=== What you have to do ===
Copy out the listing below so that each line matches exactly.

....

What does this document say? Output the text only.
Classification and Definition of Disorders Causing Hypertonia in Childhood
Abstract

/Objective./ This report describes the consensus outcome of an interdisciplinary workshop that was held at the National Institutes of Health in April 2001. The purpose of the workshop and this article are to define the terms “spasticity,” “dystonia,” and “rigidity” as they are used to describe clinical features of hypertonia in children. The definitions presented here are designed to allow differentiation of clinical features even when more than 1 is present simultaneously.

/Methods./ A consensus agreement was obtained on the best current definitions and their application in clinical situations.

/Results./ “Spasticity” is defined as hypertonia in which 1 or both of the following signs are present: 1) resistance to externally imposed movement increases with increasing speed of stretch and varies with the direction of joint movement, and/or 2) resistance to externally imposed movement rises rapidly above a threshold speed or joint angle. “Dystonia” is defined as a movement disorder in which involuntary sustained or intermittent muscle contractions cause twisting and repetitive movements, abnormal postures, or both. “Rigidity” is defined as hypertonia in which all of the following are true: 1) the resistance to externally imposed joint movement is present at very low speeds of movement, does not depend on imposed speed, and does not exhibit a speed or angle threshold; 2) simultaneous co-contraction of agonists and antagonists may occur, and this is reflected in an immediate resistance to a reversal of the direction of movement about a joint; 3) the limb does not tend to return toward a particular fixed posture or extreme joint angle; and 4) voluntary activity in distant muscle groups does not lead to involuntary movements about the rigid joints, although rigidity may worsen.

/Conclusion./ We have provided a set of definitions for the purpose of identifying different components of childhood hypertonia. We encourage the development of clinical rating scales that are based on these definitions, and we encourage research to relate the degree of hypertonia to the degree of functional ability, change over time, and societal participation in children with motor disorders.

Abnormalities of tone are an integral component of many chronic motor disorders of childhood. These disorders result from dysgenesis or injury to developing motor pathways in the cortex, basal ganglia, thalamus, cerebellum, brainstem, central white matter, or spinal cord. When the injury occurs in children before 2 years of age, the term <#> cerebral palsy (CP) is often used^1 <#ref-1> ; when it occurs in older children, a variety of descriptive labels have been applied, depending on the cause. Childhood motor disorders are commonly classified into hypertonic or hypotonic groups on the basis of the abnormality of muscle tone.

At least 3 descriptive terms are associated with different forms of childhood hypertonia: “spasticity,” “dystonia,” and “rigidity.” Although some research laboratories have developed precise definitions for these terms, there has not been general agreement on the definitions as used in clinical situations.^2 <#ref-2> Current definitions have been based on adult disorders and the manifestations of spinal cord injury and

....

=== Solution to the exercise ===
What does this document say? Output the text only.
Classification and Definition of Disorders Causing Hypertonia in Childhood
Abstract

/Objective./ This report describes the consensus outcome of an interdisciplinary workshop that was held at the National Institutes of Health in April 2001. The purpose of the workshop and this article are to define the terms “spasticity,” “dystonia,” and “rigidity” as they are used to describe clinical features of hypertonia in children. The definitions presented here are designed to allow differentiation of clinical features even when more than 1 is present simultaneously.

/Methods./ A consensus agreement was obtained on the best current definitions and their application in clinical situations.

/Results./ “Spasticity” is defined as hypertonia in which 1 or both of the following signs are present: 1) resistance to externally imposed movement increases with increasing speed of stretch and varies with the direction of joint movement, and/or 2) resistance to externally imposed movement rises rapidly above a threshold speed or joint angle. “Dystonia” is defined as a movement disorder in which involuntary sustained or intermittent muscle contractions cause twisting and repetitive movements, abnormal postures, or both. “Rigidity” is defined as hypertonia in which all of the following are true: 1) the resistance to externally imposed joint movement is present at very low speeds of movement, does not depend on imposed speed, and does not exhibit a speed or angle threshold; 2) simultaneous co-contraction of agonists and antagonists may occur, and this is reflected in an immediate resistance to a reversal of the direction of movement about a joint; 3) the limb does not tend to return toward a particular fixed posture or extreme joint angle; and 4) voluntary activity in distant muscle groups does not lead to involuntary movements about the rigid joints, although rigidity may worsen.

/Conclusion./ We have provided a set of definitions for the purpose of identifying different components of childhood hypertonia. We encourage the development of clinical rating scales that are based on these definitions, and we encourage research to relate the degree of hypertonia to the degree of functional ability, change over time, and societal participation in children with motor disorders.

Abnormalities of tone are an integral component of many chronic motor disorders of childhood. These disorders result from dysgenesis or injury to developing motor pathways in the cortex, basal ganglia, thalamus, cerebellum, brainstem, central white matter, or spinal cord. When the injury occurs in children before 2 years of age, the term <#> cerebral palsy (CP) is often used^1 <#ref-1> ; when it occurs in older children, a variety of descriptive labels have been applied, depending on the cause. Childhood motor disorders are commonly classified into hypertonic or hypotonic groups on the basis of the abnormality of muscle tone.

At least 3 descriptive terms are associated with different forms of childhood hypertonia: “spasticity,” “dystonia,” and “rigidity.” Although some research laboratories have developed precise definitions for these terms, there has not been general agreement on the definitions as used in clinical situations.^2 <#ref-2> Current definitions have been based on adult disorders and the manifestations of spinal cord injury and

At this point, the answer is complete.